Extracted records
-- START --

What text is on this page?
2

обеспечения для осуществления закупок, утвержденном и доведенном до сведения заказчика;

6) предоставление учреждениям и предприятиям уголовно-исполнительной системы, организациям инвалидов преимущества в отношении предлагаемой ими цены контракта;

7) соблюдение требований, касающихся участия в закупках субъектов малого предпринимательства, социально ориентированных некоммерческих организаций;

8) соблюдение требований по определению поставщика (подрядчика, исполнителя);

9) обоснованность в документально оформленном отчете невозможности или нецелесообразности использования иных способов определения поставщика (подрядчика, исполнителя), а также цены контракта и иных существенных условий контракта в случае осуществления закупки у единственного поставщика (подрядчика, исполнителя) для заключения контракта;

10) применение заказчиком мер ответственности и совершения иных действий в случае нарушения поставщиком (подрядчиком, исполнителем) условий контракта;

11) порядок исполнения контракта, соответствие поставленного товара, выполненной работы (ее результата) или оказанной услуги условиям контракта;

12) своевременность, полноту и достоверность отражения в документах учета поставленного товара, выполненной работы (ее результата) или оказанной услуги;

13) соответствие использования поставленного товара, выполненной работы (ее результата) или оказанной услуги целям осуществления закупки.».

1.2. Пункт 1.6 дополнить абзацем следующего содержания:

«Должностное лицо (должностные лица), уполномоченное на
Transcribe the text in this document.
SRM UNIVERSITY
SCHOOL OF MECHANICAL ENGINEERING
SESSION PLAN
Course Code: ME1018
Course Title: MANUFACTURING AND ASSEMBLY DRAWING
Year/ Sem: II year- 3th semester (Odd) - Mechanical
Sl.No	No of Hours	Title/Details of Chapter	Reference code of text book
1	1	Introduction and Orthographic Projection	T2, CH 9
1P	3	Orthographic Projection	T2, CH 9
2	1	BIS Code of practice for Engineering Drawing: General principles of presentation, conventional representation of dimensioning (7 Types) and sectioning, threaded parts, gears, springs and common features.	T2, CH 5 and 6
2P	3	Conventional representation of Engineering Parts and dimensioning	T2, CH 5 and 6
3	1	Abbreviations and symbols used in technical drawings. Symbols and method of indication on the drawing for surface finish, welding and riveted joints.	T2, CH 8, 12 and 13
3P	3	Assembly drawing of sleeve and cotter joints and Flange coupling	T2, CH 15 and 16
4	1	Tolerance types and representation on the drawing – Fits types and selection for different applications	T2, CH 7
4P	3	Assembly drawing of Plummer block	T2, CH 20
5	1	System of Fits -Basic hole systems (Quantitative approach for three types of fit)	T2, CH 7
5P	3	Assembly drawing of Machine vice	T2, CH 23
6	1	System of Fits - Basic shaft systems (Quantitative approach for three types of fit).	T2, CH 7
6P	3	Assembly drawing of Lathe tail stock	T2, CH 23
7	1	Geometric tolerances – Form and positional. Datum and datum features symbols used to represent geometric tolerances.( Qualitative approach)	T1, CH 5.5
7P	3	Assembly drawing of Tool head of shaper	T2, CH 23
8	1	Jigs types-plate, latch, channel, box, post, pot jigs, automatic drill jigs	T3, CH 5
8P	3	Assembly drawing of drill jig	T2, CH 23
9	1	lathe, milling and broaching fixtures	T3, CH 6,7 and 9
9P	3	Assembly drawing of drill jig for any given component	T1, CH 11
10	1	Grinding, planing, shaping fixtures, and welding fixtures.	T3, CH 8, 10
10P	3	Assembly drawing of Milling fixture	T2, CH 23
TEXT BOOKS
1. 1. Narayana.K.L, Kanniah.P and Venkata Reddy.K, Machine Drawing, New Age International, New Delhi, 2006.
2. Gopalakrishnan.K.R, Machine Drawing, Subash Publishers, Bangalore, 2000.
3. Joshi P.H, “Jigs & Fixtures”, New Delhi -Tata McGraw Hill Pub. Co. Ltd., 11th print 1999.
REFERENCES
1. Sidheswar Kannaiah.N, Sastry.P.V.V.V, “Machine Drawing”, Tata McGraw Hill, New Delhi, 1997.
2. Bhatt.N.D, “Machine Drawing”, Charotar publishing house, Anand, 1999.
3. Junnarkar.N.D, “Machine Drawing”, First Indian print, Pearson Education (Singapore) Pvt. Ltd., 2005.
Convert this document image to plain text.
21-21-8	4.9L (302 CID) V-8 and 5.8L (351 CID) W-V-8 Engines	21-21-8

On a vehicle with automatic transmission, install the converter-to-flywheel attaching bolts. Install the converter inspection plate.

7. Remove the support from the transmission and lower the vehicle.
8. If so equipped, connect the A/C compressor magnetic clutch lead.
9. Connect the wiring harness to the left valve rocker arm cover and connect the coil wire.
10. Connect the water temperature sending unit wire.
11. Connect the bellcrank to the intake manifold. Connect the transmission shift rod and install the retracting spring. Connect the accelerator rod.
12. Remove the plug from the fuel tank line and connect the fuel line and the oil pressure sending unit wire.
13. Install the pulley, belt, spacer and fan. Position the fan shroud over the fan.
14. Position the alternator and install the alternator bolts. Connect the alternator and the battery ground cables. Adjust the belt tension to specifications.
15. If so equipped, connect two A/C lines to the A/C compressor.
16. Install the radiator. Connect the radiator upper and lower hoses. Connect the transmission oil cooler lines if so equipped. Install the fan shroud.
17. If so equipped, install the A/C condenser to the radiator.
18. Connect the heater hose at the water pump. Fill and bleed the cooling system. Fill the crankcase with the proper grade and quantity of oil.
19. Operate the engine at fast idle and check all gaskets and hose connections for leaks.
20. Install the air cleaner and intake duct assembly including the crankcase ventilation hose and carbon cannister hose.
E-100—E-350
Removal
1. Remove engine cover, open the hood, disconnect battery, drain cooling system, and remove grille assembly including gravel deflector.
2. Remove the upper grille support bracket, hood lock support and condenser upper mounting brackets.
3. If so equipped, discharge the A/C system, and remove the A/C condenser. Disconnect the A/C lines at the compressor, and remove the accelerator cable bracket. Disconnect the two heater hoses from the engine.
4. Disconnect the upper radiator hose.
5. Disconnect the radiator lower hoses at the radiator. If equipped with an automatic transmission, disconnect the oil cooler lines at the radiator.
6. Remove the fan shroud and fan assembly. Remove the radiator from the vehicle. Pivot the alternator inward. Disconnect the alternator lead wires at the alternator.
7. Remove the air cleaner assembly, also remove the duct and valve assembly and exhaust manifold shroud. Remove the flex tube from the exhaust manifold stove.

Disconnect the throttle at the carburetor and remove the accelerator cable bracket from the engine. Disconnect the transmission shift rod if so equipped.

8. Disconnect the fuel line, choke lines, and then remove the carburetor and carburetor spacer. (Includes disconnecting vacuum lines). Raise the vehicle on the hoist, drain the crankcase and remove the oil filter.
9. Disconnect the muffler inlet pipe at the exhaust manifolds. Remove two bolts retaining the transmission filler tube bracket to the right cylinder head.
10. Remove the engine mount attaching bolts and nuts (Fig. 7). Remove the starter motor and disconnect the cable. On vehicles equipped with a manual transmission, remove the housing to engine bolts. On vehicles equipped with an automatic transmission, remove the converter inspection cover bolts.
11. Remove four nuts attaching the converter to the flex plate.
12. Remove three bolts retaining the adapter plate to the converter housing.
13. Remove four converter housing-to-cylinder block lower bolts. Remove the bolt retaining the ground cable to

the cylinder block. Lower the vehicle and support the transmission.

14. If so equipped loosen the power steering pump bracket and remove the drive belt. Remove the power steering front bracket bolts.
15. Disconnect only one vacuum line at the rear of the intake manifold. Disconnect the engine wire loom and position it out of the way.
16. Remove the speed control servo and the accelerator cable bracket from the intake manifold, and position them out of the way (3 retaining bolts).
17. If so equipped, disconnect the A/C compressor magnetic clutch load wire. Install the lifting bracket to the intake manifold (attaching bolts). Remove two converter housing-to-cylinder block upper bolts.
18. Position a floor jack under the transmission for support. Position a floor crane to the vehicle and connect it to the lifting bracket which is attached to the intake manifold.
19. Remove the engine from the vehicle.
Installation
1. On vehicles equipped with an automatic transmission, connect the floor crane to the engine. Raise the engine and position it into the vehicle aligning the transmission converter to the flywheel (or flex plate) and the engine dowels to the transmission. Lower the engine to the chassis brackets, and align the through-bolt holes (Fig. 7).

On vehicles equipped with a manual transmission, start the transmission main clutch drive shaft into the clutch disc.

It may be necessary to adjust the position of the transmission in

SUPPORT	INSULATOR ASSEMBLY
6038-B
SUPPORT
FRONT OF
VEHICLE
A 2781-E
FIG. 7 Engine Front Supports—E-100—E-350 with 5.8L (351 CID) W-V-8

-- END --

Go through the material and select each line with the string "соответствие" in it.

11) порядок исполнения контракта, соответствие поставленного товара, выполненной работы (ее результата) или оказанной услуги условиям контракта;
13) соответствие использования поставленного товара, выполненной работы (ее результата) или оказанной услуги целям осуществления закупки.».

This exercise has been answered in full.